Task to carry out:
Your task is to copy every line of the records below that contains "Search".

---*---

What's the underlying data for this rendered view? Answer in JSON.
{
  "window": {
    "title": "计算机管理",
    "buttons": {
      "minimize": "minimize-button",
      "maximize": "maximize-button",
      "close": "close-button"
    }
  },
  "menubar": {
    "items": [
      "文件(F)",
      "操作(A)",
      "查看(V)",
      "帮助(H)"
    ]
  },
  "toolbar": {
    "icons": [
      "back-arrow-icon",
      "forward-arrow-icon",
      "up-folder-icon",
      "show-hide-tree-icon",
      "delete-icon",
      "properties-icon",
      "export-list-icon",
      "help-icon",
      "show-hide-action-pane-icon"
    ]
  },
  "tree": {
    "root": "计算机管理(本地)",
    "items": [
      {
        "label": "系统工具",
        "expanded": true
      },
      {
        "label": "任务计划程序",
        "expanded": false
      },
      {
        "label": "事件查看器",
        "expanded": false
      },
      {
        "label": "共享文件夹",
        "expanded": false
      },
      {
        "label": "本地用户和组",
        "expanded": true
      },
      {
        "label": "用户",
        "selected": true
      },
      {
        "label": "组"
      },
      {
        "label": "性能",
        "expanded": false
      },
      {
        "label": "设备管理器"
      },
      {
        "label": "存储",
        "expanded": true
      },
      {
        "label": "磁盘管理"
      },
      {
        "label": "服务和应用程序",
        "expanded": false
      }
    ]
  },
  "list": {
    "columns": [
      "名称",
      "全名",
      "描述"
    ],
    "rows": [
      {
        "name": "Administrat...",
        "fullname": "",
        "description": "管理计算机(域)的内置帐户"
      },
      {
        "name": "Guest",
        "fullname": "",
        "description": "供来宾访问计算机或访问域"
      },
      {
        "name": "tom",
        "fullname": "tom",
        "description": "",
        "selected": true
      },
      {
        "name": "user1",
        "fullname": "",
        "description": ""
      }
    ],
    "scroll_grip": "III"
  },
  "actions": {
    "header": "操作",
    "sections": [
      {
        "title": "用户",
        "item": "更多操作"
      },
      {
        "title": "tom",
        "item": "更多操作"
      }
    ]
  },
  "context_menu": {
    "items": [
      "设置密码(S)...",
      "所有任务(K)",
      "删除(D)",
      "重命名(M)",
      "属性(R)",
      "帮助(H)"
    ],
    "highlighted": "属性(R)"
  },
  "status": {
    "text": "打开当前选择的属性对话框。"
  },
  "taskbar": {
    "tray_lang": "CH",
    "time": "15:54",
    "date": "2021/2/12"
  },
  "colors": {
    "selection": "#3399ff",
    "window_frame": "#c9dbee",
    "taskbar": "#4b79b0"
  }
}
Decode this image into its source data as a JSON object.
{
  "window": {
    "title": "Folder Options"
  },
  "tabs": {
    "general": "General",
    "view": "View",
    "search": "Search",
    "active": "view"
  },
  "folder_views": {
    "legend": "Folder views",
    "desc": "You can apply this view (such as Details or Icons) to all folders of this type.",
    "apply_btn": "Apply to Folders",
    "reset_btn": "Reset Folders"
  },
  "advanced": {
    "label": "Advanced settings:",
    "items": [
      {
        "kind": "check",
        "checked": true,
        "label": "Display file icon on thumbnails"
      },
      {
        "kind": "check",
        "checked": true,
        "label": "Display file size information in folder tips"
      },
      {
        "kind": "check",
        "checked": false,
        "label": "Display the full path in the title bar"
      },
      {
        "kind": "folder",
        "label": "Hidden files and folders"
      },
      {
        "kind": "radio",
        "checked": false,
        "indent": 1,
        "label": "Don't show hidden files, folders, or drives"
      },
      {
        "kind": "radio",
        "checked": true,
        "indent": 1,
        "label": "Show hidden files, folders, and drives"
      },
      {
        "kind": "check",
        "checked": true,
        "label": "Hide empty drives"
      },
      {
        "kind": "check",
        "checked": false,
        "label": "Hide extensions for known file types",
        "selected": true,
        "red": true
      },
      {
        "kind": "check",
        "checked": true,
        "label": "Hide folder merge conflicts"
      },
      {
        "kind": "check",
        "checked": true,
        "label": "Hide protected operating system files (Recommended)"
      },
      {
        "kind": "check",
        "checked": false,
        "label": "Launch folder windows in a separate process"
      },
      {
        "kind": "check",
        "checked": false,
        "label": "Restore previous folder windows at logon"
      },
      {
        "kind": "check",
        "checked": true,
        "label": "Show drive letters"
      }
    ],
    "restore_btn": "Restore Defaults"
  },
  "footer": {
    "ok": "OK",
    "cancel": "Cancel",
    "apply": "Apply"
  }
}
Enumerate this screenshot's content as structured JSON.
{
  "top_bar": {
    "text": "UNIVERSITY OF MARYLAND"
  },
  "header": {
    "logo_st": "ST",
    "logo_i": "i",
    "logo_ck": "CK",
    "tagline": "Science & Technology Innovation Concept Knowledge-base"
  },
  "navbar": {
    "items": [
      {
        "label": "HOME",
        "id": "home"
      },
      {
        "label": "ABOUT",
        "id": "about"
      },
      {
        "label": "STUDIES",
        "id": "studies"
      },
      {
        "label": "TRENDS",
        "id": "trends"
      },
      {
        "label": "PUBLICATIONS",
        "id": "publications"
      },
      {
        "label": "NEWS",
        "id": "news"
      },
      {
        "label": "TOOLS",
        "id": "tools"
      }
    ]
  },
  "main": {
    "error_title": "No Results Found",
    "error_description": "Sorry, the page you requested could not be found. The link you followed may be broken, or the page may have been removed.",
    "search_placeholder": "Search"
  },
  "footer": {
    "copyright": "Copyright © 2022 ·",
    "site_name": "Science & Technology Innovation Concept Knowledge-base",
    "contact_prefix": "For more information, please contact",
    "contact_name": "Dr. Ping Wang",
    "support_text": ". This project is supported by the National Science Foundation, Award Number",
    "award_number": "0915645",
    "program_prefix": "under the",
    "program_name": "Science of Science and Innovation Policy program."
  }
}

---*---

Solution below:
    "search": "Search",
    "search_placeholder": "Search"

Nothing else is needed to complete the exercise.